Extrait du texte →
God of War : Kratos perd pas le Norse
Ça y est, il est là. Ou plutôt, il est revenu. L’arme de destruction massive de l’écurie Sony. Le maitre-étalon de la bourrination et du blockbuster moderne. Celui que l’on appelle Kratos et que Sony a judicieusement baptisé la planche à billets, est de retour. Différent toutefois. Moins colérique, plus barbu et surtout, papa. Et ça change pas mal de choses, pour ne pas dire tout, pour un God of War qui ne partage avec ses prédécesseurs qu’un titre et un héros principal.
Changement de direction complet, donc, puisqu’on se retrouve avec un jeu caméra à l’épaule, beaucoup plus intimiste, avec un héros bien moins véner et exilé au sein d’une mythologie Nordique n’ayant rien à voir avec celle de sa Grèce natale. À partir de là, forcément, le doute était permis. Santa Monica Studio prenait à vrai dire de gros risques à déconstruire ainsi une série de jeux adorée. Reste à savoir si ces risques ont payé, ou si l’on a affaire à une amère déception.
Car la seule question qui vaille c’est bien celle-ci : ce sextoy belliqueux parvient-il à nous faire vibrer de plaisir ?
Tu seras un homme avec de grosses burnes, mon fils.
Commençons par un rapide résumé des épisodes précédents, et forcément, divulgâchage à l’horizon !
Toute la famille de Kratos, fier spartiate et demi-dieu, a été massacrée de ses mains par la faute des dieux de l’Olympe. Kratos vire furieusement grougrou rageux, et décide de terraformer le trou du cul de toutes ces saloperies de divinités. Il parachèvera son œuvre en explosant à coups de genoux le crâne de son propre père, Zeus, précipitant la fin non seulement de la mythologie grecque, mais aussi du monde grec lui-même…. Fin du Spoil !
On retrouve donc Kratos, perdu dans une forêt enneigée bien loin de son pays d’origine. Reconverti en bucheron, avec la barbe qui sied à sa nouvelle fonction, Kratos coupe un arbre en quatre coups de hache, et si on sent l’homme plus calme et maitre de lui, la furie avec laquelle le dernier coup s’abat nous fait rapidement comprendre que le chauve n’a pas réglé tous ses problèmes de tempérament.

Consigne → Poursuivez la critique de God of War en reprenant juste après sa dernière phrase.

Informations fournies →
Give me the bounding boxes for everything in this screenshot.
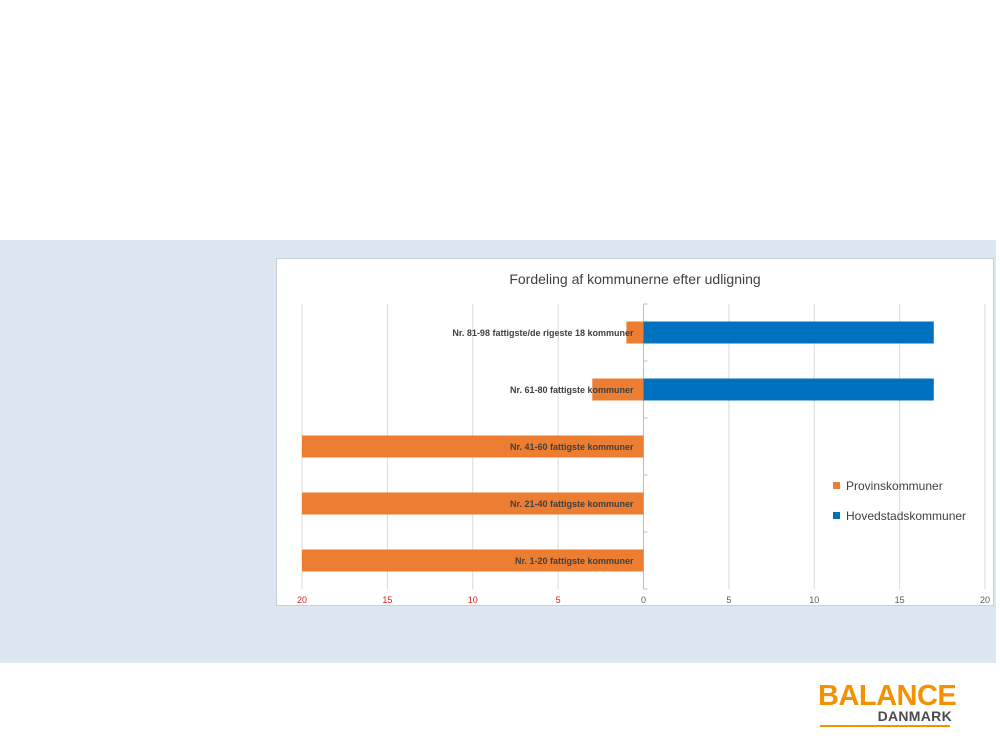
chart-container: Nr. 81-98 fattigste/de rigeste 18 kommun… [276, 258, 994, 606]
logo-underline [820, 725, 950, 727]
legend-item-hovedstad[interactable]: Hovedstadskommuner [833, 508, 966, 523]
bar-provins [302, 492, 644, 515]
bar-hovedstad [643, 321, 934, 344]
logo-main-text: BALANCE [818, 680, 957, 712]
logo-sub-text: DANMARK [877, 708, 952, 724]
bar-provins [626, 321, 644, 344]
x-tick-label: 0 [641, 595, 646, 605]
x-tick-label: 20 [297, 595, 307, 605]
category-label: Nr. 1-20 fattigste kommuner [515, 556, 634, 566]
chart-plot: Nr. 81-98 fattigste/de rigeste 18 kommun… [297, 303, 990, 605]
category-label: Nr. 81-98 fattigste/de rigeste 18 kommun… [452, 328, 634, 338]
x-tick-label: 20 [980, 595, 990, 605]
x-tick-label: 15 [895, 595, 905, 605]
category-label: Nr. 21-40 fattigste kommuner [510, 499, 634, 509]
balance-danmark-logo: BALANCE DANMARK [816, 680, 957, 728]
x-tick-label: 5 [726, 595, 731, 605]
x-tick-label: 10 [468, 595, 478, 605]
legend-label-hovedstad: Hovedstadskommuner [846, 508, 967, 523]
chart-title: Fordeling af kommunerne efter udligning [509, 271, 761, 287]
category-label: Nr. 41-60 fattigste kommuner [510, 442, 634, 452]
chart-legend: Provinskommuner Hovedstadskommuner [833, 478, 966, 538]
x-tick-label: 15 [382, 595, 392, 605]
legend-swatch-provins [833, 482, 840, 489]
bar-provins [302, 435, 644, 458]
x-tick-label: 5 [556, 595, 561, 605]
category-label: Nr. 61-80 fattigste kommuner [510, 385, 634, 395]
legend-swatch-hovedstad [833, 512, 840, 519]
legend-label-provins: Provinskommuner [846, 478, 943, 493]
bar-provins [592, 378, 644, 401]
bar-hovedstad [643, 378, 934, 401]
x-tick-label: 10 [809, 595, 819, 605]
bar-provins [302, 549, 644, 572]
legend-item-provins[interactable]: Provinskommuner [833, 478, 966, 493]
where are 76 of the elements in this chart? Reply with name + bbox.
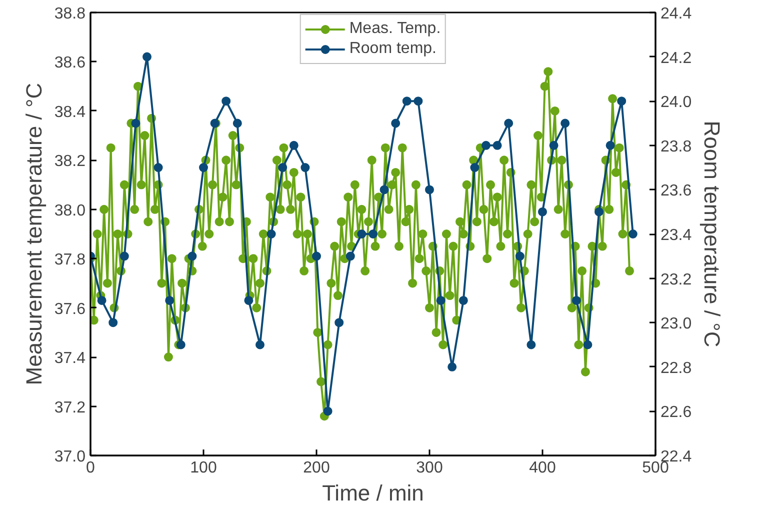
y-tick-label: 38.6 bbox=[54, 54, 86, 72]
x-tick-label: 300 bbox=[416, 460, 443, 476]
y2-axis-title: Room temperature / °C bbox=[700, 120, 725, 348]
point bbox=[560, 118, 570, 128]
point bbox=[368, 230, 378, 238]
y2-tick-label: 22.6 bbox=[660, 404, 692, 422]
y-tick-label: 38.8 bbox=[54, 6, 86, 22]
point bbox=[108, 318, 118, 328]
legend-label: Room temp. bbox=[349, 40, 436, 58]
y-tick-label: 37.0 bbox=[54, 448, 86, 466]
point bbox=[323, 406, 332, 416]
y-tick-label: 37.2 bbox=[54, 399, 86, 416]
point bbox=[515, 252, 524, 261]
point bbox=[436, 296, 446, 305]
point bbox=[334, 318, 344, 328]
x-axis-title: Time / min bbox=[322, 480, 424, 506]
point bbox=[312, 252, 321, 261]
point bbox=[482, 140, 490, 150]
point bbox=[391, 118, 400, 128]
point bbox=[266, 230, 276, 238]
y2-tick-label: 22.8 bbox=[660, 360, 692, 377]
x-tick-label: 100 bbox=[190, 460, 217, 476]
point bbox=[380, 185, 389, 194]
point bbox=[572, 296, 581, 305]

Réponse attendue →
D’un autre côté il faut le comprendre, sa femme est morte. En plus le voilà qui se retrouve à devoir s’occuper d’un fils qu’il ne connait que bien peu, Atreus. Et c’est là, dès cette introduction avec un Kratos cachant ses cicatrices à son fils, que l’on cerne déjà toute la psychologie de notre personnage. Kratos a honte de son passé (en même temps, son passé se résume à être un rageux bouffé par la vengeance et le désespoir), a soigneusement évité de parler de sa nature à son fils, et craint, au fond, de voir ce dernier devenir ce qu’il fut : une bête sanguinaire. Kratos communiquera d’ailleurs finalement assez peu, puisqu’il reste laconique avant tout (rien de mieux qu’une bonne blague antique). Ses émotions et pensées passeront bien souvent par le silence ou en peu de mots. Cory Barlog, réalisateur du jeu, a pris quelques conseils narratifs auprès d’un certain George Miller, et ça se sent à plein nez ! Bref, une bien belle réussite quant à la caractérisation de notre héros.
Le jeu s’engage ensuite dans un road trip mouvementé au sein du monde de la mythologie Nordique, avec comme objectif de disperser les cendres de môman depuis la plus haute cime des Neufs Royaumes ! Construit comme un monde semi-ouvert avec un niveau central depuis lequel tous les autres rayonnent, l’univers nordique de GoW laisse la place à bon nombre de zones secondaires, pour un nombre tout aussi important de quêtes annexes. Loin d’être Fedex ou même inintéressantes, celles-ci nous amènent bien souvent à l’assaut d’un donjon secondaire, dont la complétion ajoute beaucoup à la compréhension générale du monde.
Le voyage va également donner place, bien évidemment, à moult dialogues, et à une évolution constante de la relation entre Kratos et son fils. Martial, se donnant plus un rôle de mentor que de père, sans doute par mimétisme vis à vis de sa propre éducation spartiate, Kratos ne s’adresse en VO (la seule qui vaille à l’écoute de la voix hyper caricaturale de Kratos en FR) à la chair de sa chair que par le mot « boy ». Oui, oui. Pas « mon fils », pas « mon garçon », ni même simplement Atreus, Kratos met en place une très froide distance par ce « garçon » générique. Ajoutez à cela des daronnades bien senties en mode « Fais ce que je te dis et ferme ta putain de gueule ! » et on se demande bien qui va prendre soin de l’enfant au milieu de tout ce merdier. Puis, au fil de l’aventure, on comprend.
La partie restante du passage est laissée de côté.